> Text passage:
— Begin —

A target of coating material is
bombarded with either plasma or ions
causing atoms to be ejected, fly off,
and stick to the mirror. This is a messy
process. So the layers end up having
bumps and gaps.
It was a nice trick that actually uh the
team in the Netherlands perfected with
iron beam. You just shake it a little
bit until the atoms falls in the hole
where it needs to be and then it's all
flat.
>> With the mirror design locked in, ASML
needed a source for that specific
wavelength.
>> So it was 13.x.
>> Yeah.
>> Now the next good question is what's the
X?
>> Now you look for the Now you look for
the source. So there are basically three
ways to generate EV uh to build an
a sun on Earth.
>> The first method which early researchers
used was the synretron, but it was
quickly rolled out because each machine
needed its own source. The other two
methods are based on the same principle.
When an electron recombines with an ion,
the ion drops to a lower energy level
and it releases that excess energy as a
photon. And if you choose the ion just
right, then that photon will have
exactly the wavelength you need. Now,
there are two ways you can create those
ions. The first is you take a metal,
heat it up until you get a metal vapor,
and then you apply a strong electric
field across it. This causes free
electrons to knock into nearby atoms
[music] and ionize them. If you then
turn off the electric field, the
electrons recombine with the ions and
produce light. This is discharge
produced plasma.
>> That's the concept we use first
>> because of its relative simplicity. And
we quickly got [clears throat] it to a
few watts. We wanted to get 100 W and we
struggled forever.
>> So you couldn't scale it.
>> We could not scale it.
>> They needed a drastic change. So they
switched to the second method. This
method uses a high-powered laser to hit
a target material, creating a plasma
that's more than 220,000°
C hot. The electrons have so much energy
that the nucleus can't hold on to them
anymore, and up to 14 electrons escape
their orbits. After the laser shuts off,
the electrons and ions recombine to
produce light. This is laser produced
plasma, and it was the only method that
seemed scalable.
In fact, this was the same method that
the engineering test used, a 1700 W
laser fired into a stream of gas to
produce 13.4 nanometer light. Buton had
a big problem. The conversion
efficiency, that is the ratio of usable
light to the amount of power you put in,
was terrible. It was only around 0.5%.
That's because while xenon does emit
light in the 13 to 14 nm range, there's
much more light released around 11 nm.
So, most of the energy went into making
light that the mirrors couldn't reflect.

— End —

> Recorded information:
— Begin —

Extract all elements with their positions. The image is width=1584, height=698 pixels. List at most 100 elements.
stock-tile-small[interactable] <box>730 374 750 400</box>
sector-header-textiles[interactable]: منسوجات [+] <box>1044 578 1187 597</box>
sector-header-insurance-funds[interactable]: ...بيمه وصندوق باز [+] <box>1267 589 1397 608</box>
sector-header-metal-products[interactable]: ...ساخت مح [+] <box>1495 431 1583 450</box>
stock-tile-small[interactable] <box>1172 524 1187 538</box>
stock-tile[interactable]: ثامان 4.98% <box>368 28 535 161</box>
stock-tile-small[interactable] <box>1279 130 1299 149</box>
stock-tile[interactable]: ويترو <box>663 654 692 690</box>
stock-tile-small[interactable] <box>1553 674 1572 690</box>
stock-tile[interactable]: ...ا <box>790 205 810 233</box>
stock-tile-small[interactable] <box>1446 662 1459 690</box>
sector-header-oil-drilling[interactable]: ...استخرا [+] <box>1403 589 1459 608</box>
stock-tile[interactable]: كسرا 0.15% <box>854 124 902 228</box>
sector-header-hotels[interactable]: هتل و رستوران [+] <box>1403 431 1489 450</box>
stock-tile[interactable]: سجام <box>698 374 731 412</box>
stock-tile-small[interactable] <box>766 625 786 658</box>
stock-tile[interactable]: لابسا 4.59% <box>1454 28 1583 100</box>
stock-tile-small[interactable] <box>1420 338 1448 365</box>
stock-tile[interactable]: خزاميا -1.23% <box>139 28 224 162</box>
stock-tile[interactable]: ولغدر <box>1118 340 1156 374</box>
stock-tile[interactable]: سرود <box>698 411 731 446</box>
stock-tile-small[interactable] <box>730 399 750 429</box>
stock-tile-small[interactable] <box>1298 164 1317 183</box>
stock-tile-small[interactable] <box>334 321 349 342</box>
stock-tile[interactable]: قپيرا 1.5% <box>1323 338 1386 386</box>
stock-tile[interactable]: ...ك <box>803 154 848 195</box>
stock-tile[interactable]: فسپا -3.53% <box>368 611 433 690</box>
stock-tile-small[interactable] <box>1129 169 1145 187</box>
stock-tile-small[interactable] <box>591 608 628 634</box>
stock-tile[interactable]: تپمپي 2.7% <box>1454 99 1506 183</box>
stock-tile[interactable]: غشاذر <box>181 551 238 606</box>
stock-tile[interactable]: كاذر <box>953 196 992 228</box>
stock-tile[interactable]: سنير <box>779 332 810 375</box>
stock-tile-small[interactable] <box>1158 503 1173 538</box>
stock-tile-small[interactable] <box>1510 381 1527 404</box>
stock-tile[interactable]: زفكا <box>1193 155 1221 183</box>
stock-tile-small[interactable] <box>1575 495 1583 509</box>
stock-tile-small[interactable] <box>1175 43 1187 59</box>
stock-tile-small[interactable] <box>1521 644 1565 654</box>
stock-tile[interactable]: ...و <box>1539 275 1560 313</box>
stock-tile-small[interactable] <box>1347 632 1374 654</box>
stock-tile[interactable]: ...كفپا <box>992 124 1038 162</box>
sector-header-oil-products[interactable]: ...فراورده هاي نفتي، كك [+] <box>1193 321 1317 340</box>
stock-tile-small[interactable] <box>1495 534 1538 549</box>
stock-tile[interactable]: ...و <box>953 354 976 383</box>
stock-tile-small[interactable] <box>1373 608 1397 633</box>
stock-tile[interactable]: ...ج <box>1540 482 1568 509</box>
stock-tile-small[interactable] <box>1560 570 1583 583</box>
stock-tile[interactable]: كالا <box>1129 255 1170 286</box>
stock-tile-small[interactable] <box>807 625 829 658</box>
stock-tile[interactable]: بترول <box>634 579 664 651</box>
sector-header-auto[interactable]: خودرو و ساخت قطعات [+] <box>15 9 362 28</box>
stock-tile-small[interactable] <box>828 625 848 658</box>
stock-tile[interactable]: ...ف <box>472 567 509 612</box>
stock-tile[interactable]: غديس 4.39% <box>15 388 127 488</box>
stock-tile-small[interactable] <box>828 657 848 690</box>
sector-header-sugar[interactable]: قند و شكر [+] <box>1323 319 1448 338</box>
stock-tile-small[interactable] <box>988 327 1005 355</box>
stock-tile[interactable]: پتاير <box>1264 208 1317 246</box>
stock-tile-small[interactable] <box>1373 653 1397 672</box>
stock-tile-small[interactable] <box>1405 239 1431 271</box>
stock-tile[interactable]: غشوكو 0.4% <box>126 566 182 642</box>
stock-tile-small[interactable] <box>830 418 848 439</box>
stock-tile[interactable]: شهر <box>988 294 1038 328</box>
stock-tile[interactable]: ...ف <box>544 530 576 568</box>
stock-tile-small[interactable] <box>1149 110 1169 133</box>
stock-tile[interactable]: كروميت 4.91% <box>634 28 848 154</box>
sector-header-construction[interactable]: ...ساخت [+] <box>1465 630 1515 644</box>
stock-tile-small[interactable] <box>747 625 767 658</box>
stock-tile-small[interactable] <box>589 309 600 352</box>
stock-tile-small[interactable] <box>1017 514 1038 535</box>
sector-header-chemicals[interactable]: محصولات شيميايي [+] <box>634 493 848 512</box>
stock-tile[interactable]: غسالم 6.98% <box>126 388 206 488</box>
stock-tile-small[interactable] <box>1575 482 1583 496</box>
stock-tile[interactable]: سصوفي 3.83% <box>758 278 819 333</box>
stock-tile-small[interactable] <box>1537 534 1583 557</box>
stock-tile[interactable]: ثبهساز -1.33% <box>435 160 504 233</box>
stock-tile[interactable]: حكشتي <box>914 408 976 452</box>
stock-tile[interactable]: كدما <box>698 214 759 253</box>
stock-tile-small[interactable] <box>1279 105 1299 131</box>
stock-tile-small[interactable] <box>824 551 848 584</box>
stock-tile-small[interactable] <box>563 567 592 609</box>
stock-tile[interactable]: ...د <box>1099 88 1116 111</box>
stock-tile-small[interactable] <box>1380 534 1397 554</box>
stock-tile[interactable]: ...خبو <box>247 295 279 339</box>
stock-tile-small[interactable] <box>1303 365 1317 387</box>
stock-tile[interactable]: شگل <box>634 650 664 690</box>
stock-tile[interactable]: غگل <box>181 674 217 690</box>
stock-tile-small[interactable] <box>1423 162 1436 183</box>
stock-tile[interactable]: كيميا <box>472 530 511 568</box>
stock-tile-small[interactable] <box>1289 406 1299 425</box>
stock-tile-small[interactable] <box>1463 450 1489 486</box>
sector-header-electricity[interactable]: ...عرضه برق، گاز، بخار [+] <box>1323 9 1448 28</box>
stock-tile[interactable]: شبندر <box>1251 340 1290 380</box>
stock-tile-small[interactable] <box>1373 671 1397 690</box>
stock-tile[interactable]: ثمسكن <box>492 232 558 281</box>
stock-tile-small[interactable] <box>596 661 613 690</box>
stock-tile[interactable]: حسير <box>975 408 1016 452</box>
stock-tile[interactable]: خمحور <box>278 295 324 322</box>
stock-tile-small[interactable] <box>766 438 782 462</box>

— End —

> Exercises:
1/ Decide whether each statement agrees with the passage on mirror coatings and light sources. Answer yes or no, and quote the words that settle it.
(a) The team easily scaled discharge produced plasma to 100 W.
(b) Laser produced plasma was the only method that seemed scalable.
(c) The engineering test fired a laser into a stream of gas.
2/ Answer these questions from the passage on mirror coatings and light sources.
(a) What is the target of coating material bombarded with?
(b) In laser produced plasma, up to how many electrons escape their orbits?
(c) What was the conversion efficiency in the engineering test?
3/ Pick up the passage on mirror coatings and light sources after its final sentence and continue it.

> Responses by task:
1/
(a) No: "We wanted to get 100 W and we struggled forever."
(b) Yes: "it was the only method that seemed scalable."
(c) Yes: "a 1700 W laser fired into a stream of gas to produce 13.4 nanometer light."

2/
(a) It is bombarded with either plasma or ions.
(b) Up to 14 electrons escape their orbits.
(c) It was only around 0.5%.

3/
Plus, the laser didn't ionize all the
atoms. So, leftover neutral xenon atoms
would strongly reabsorb some of that
13.4 nanome light.
So ASML started looking at another
material tin. Now tin has a much higher
emission peak around 13.5 nanometers
which results in a 5 to 10 times higher
conversion efficiency than xenon. But
just like neutral tin atoms also absorb
EUV light. So they came up with a crazy
idea to shoot one tiny tin droplet at a
time. But to get the required power you
would have to make and hit thousands of
droplets every second. all of which have
to be the exact same shape and size.
But it turns out that you can't
instantly make thousands of tin droplets
that are the exact same. So they found a
workaround. To make the droplets,
extremely pure tin is melted and pushed
through a microscopic nozzle by high
pressure nitrogen. This nozzle vibrates
at a high frequency, breaking the stream
into tiny droplets. These droplets are
irregular in size, shape, velocity, and
distance. And the whole process is
[music] chaotic.
>> That's like our magic sauce is how do
you modulate that tin jet so it forms
the droplets we want and that they're
stable.
>> I think we found some paper uh that
described this process. And it was sort
of eyeopening to me that it seems like
all the droplets actually come out
irregular [music] out of the nozzle, but
then before they reach the side where
they get hit by the laser, like the
little irregular droplets come together
to form these perfectly spaced,
perfectly regular droplets that are
about the same size and [music] shape
and all traveling at the same velocity.
That feels like magic to me, [music]
Jason.
>> Yeah, it's it's exactly that. is how do
you take a long stream of a tinjet
that wants to break up into all these uh
irregular droplets and like force onto
it that it's going to collapse into a
single droplet and then happen again and
again and again.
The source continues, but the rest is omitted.